----- RECORDS FOR THE EXERCISE -----

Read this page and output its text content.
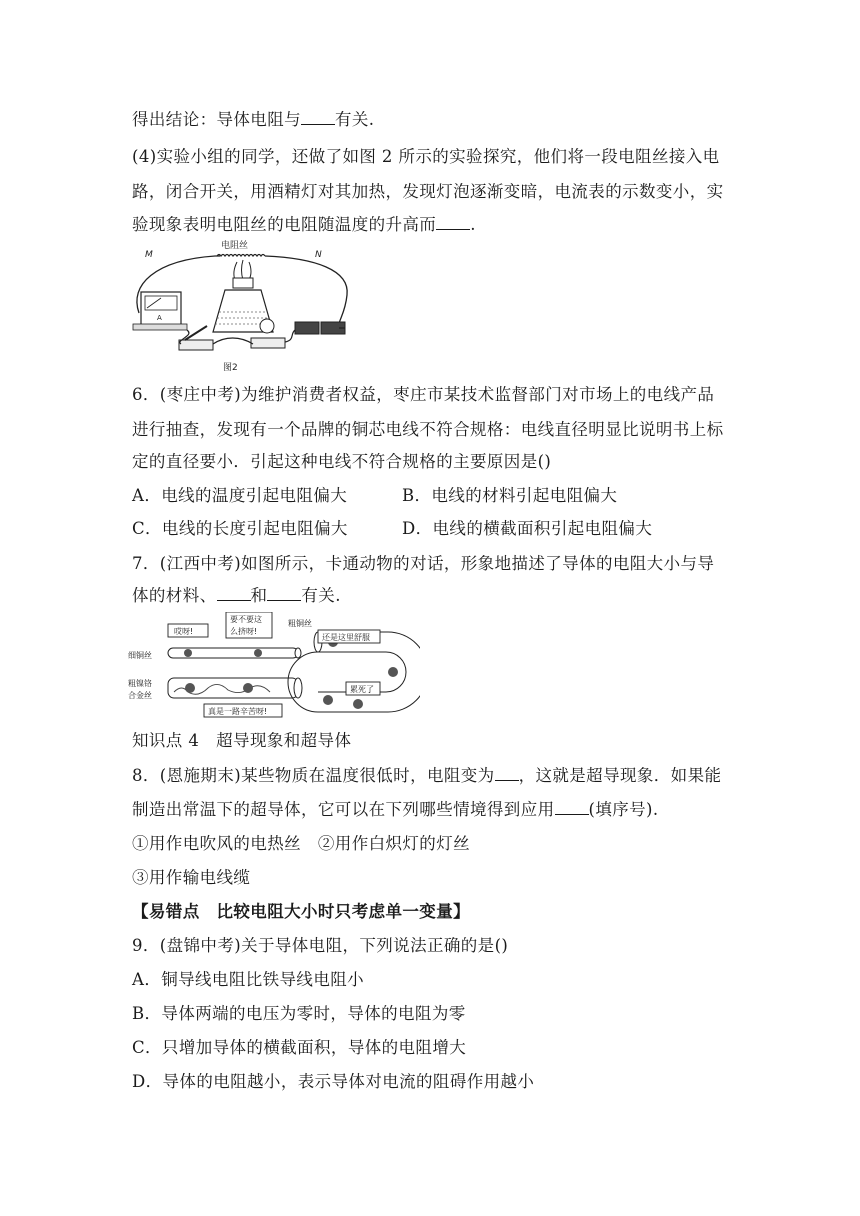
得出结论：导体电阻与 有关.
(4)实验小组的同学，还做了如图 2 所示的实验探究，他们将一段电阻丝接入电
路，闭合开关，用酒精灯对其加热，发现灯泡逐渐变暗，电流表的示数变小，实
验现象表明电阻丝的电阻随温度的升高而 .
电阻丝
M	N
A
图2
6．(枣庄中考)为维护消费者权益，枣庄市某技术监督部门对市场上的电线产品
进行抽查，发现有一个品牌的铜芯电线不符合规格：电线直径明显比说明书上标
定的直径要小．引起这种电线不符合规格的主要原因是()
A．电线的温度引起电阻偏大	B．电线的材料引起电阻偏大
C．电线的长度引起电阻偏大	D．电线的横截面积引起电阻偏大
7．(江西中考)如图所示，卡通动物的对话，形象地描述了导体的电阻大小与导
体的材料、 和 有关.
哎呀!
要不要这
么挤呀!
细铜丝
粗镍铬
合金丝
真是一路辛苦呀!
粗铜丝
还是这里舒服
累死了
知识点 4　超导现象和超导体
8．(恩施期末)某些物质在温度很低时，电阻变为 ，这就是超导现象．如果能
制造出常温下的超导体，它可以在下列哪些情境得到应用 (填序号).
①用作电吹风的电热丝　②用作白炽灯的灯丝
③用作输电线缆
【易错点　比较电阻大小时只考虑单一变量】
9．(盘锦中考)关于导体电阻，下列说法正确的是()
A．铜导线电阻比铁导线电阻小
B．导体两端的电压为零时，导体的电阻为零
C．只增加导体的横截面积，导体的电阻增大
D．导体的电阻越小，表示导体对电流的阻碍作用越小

-----

> [STATED PROBLEM]
Every line of the material is to be quoted exactly, with no pictures carried over.

> [TASK RESULT]
Read this page and output its text content.
得出结论：导体电阻与 有关.
(4)实验小组的同学，还做了如图 2 所示的实验探究，他们将一段电阻丝接入电
路，闭合开关，用酒精灯对其加热，发现灯泡逐渐变暗，电流表的示数变小，实
验现象表明电阻丝的电阻随温度的升高而 .
电阻丝
M	N
A
图2
6．(枣庄中考)为维护消费者权益，枣庄市某技术监督部门对市场上的电线产品
进行抽查，发现有一个品牌的铜芯电线不符合规格：电线直径明显比说明书上标
定的直径要小．引起这种电线不符合规格的主要原因是()
A．电线的温度引起电阻偏大	B．电线的材料引起电阻偏大
C．电线的长度引起电阻偏大	D．电线的横截面积引起电阻偏大
7．(江西中考)如图所示，卡通动物的对话，形象地描述了导体的电阻大小与导
体的材料、 和 有关.
哎呀!
要不要这
么挤呀!
细铜丝
粗镍铬
合金丝
真是一路辛苦呀!
粗铜丝
还是这里舒服
累死了
知识点 4　超导现象和超导体
8．(恩施期末)某些物质在温度很低时，电阻变为 ，这就是超导现象．如果能
制造出常温下的超导体，它可以在下列哪些情境得到应用 (填序号).
①用作电吹风的电热丝　②用作白炽灯的灯丝
③用作输电线缆
【易错点　比较电阻大小时只考虑单一变量】
9．(盘锦中考)关于导体电阻，下列说法正确的是()
A．铜导线电阻比铁导线电阻小
B．导体两端的电压为零时，导体的电阻为零
C．只增加导体的横截面积，导体的电阻增大
D．导体的电阻越小，表示导体对电流的阻碍作用越小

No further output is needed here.